### Objective:
Take down each entry exactly as written.

[Stored data]
● ● ● ●
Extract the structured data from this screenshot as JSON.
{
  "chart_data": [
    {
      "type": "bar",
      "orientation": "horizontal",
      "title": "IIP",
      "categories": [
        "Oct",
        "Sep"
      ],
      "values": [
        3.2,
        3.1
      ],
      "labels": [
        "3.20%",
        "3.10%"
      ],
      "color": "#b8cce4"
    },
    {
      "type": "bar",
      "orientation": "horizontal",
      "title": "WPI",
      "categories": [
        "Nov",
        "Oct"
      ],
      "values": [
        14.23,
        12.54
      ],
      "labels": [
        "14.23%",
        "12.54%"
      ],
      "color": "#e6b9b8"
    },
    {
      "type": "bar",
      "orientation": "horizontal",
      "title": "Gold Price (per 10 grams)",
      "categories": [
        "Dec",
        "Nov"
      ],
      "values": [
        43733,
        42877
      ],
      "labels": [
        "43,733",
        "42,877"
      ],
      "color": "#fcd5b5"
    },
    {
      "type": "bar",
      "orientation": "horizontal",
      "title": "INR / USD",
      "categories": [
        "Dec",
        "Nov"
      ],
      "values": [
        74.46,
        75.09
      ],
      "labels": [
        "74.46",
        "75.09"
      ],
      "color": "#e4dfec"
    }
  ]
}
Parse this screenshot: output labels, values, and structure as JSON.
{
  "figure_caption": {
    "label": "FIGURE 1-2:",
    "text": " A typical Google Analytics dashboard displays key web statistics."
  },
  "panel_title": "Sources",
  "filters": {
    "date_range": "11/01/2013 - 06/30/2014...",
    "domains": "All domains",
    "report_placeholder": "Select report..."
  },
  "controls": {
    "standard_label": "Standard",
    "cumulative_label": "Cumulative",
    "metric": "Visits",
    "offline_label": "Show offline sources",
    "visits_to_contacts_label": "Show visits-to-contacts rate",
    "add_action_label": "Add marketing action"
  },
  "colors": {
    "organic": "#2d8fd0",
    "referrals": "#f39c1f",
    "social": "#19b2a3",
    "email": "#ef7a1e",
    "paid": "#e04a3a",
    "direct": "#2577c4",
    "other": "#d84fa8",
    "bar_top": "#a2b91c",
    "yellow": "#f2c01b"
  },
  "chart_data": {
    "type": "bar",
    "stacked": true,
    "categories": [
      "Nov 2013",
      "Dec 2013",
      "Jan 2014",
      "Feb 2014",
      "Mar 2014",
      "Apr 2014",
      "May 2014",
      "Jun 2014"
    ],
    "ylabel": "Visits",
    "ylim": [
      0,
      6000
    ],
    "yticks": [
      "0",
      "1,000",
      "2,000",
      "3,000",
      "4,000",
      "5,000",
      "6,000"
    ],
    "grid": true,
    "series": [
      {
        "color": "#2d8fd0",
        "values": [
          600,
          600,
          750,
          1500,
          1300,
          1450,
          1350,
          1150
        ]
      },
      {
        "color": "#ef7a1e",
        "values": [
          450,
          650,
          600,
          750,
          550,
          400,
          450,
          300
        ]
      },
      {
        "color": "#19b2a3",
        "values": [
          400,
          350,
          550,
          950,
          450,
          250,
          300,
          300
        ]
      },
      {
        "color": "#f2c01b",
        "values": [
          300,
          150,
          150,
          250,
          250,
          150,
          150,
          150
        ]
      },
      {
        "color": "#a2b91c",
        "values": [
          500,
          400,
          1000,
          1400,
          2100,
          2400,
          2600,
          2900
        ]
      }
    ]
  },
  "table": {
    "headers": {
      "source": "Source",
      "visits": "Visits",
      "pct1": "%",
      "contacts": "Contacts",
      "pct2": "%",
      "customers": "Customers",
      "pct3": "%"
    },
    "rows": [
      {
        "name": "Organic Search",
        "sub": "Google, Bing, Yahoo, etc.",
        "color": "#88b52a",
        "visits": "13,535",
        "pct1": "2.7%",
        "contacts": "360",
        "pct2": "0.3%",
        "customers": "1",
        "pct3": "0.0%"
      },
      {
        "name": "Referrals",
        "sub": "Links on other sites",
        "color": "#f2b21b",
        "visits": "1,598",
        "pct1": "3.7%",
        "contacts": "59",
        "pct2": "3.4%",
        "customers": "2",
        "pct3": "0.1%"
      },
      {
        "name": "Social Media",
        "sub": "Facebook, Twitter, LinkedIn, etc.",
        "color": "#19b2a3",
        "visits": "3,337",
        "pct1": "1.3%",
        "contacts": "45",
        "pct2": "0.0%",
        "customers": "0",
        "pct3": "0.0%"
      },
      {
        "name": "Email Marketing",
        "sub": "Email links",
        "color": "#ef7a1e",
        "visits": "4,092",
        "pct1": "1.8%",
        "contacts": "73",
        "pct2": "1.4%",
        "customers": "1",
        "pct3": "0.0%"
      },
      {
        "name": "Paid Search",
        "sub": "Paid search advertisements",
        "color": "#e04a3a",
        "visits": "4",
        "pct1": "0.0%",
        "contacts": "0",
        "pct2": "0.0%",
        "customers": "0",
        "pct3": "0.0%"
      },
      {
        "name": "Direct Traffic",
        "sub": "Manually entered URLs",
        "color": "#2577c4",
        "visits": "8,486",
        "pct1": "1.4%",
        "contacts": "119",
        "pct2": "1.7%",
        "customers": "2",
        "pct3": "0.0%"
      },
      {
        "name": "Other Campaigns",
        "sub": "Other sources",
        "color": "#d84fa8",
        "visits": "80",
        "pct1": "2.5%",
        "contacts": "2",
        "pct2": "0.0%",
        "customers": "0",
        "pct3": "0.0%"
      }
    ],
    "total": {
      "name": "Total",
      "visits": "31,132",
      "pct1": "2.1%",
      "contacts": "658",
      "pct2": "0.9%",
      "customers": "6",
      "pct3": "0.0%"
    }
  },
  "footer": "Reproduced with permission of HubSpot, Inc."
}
● ● ● ●
### The response:
Extract the structured data from this screenshot as JSON.
{
  "chart_data": [
    {
      "type": "bar",
      "orientation": "horizontal",
      "title": "IIP",
      "categories": [
        "Oct",
        "Sep"
      ],
      "values": [
        3.2,
        3.1
      ],
      "labels": [
        "3.20%",
        "3.10%"
      ],
      "color": "#b8cce4"
    },
    {
      "type": "bar",
      "orientation": "horizontal",
      "title": "WPI",
      "categories": [
        "Nov",
        "Oct"
      ],
      "values": [
        14.23,
        12.54
      ],
      "labels": [
        "14.23%",
        "12.54%"
      ],
      "color": "#e6b9b8"
    },
    {
      "type": "bar",
      "orientation": "horizontal",
      "title": "Gold Price (per 10 grams)",
      "categories": [
        "Dec",
        "Nov"
      ],
      "values": [
        43733,
        42877
      ],
      "labels": [
        "43,733",
        "42,877"
      ],
      "color": "#fcd5b5"
    },
    {
      "type": "bar",
      "orientation": "horizontal",
      "title": "INR / USD",
      "categories": [
        "Dec",
        "Nov"
      ],
      "values": [
        74.46,
        75.09
      ],
      "labels": [
        "74.46",
        "75.09"
      ],
      "color": "#e4dfec"
    }
  ]
}
Parse this screenshot: output labels, values, and structure as JSON.
{
  "figure_caption": {
    "label": "FIGURE 1-2:",
    "text": " A typical Google Analytics dashboard displays key web statistics."
  },
  "panel_title": "Sources",
  "filters": {
    "date_range": "11/01/2013 - 06/30/2014...",
    "domains": "All domains",
    "report_placeholder": "Select report..."
  },
  "controls": {
    "standard_label": "Standard",
    "cumulative_label": "Cumulative",
    "metric": "Visits",
    "offline_label": "Show offline sources",
    "visits_to_contacts_label": "Show visits-to-contacts rate",
    "add_action_label": "Add marketing action"
  },
  "colors": {
    "organic": "#2d8fd0",
    "referrals": "#f39c1f",
    "social": "#19b2a3",
    "email": "#ef7a1e",
    "paid": "#e04a3a",
    "direct": "#2577c4",
    "other": "#d84fa8",
    "bar_top": "#a2b91c",
    "yellow": "#f2c01b"
  },
  "chart_data": {
    "type": "bar",
    "stacked": true,
    "categories": [
      "Nov 2013",
      "Dec 2013",
      "Jan 2014",
      "Feb 2014",
      "Mar 2014",
      "Apr 2014",
      "May 2014",
      "Jun 2014"
    ],
    "ylabel": "Visits",
    "ylim": [
      0,
      6000
    ],
    "yticks": [
      "0",
      "1,000",
      "2,000",
      "3,000",
      "4,000",
      "5,000",
      "6,000"
    ],
    "grid": true,
    "series": [
      {
        "color": "#2d8fd0",
        "values": [
          600,
          600,
          750,
          1500,
          1300,
          1450,
          1350,
          1150
        ]
      },
      {
        "color": "#ef7a1e",
        "values": [
          450,
          650,
          600,
          750,
          550,
          400,
          450,
          300
        ]
      },
      {
        "color": "#19b2a3",
        "values": [
          400,
          350,
          550,
          950,
          450,
          250,
          300,
          300
        ]
      },
      {
        "color": "#f2c01b",
        "values": [
          300,
          150,
          150,
          250,
          250,
          150,
          150,
          150
        ]
      },
      {
        "color": "#a2b91c",
        "values": [
          500,
          400,
          1000,
          1400,
          2100,
          2400,
          2600,
          2900
        ]
      }
    ]
  },
  "table": {
    "headers": {
      "source": "Source",
      "visits": "Visits",
      "pct1": "%",
      "contacts": "Contacts",
      "pct2": "%",
      "customers": "Customers",
      "pct3": "%"
    },
    "rows": [
      {
        "name": "Organic Search",
        "sub": "Google, Bing, Yahoo, etc.",
        "color": "#88b52a",
        "visits": "13,535",
        "pct1": "2.7%",
        "contacts": "360",
        "pct2": "0.3%",
        "customers": "1",
        "pct3": "0.0%"
      },
      {
        "name": "Referrals",
        "sub": "Links on other sites",
        "color": "#f2b21b",
        "visits": "1,598",
        "pct1": "3.7%",
        "contacts": "59",
        "pct2": "3.4%",
        "customers": "2",
        "pct3": "0.1%"
      },
      {
        "name": "Social Media",
        "sub": "Facebook, Twitter, LinkedIn, etc.",
        "color": "#19b2a3",
        "visits": "3,337",
        "pct1": "1.3%",
        "contacts": "45",
        "pct2": "0.0%",
        "customers": "0",
        "pct3": "0.0%"
      },
      {
        "name": "Email Marketing",
        "sub": "Email links",
        "color": "#ef7a1e",
        "visits": "4,092",
        "pct1": "1.8%",
        "contacts": "73",
        "pct2": "1.4%",
        "customers": "1",
        "pct3": "0.0%"
      },
      {
        "name": "Paid Search",
        "sub": "Paid search advertisements",
        "color": "#e04a3a",
        "visits": "4",
        "pct1": "0.0%",
        "contacts": "0",
        "pct2": "0.0%",
        "customers": "0",
        "pct3": "0.0%"
      },
      {
        "name": "Direct Traffic",
        "sub": "Manually entered URLs",
        "color": "#2577c4",
        "visits": "8,486",
        "pct1": "1.4%",
        "contacts": "119",
        "pct2": "1.7%",
        "customers": "2",
        "pct3": "0.0%"
      },
      {
        "name": "Other Campaigns",
        "sub": "Other sources",
        "color": "#d84fa8",
        "visits": "80",
        "pct1": "2.5%",
        "contacts": "2",
        "pct2": "0.0%",
        "customers": "0",
        "pct3": "0.0%"
      }
    ],
    "total": {
      "name": "Total",
      "visits": "31,132",
      "pct1": "2.1%",
      "contacts": "658",
      "pct2": "0.9%",
      "customers": "6",
      "pct3": "0.0%"
    }
  },
  "footer": "Reproduced with permission of HubSpot, Inc."
}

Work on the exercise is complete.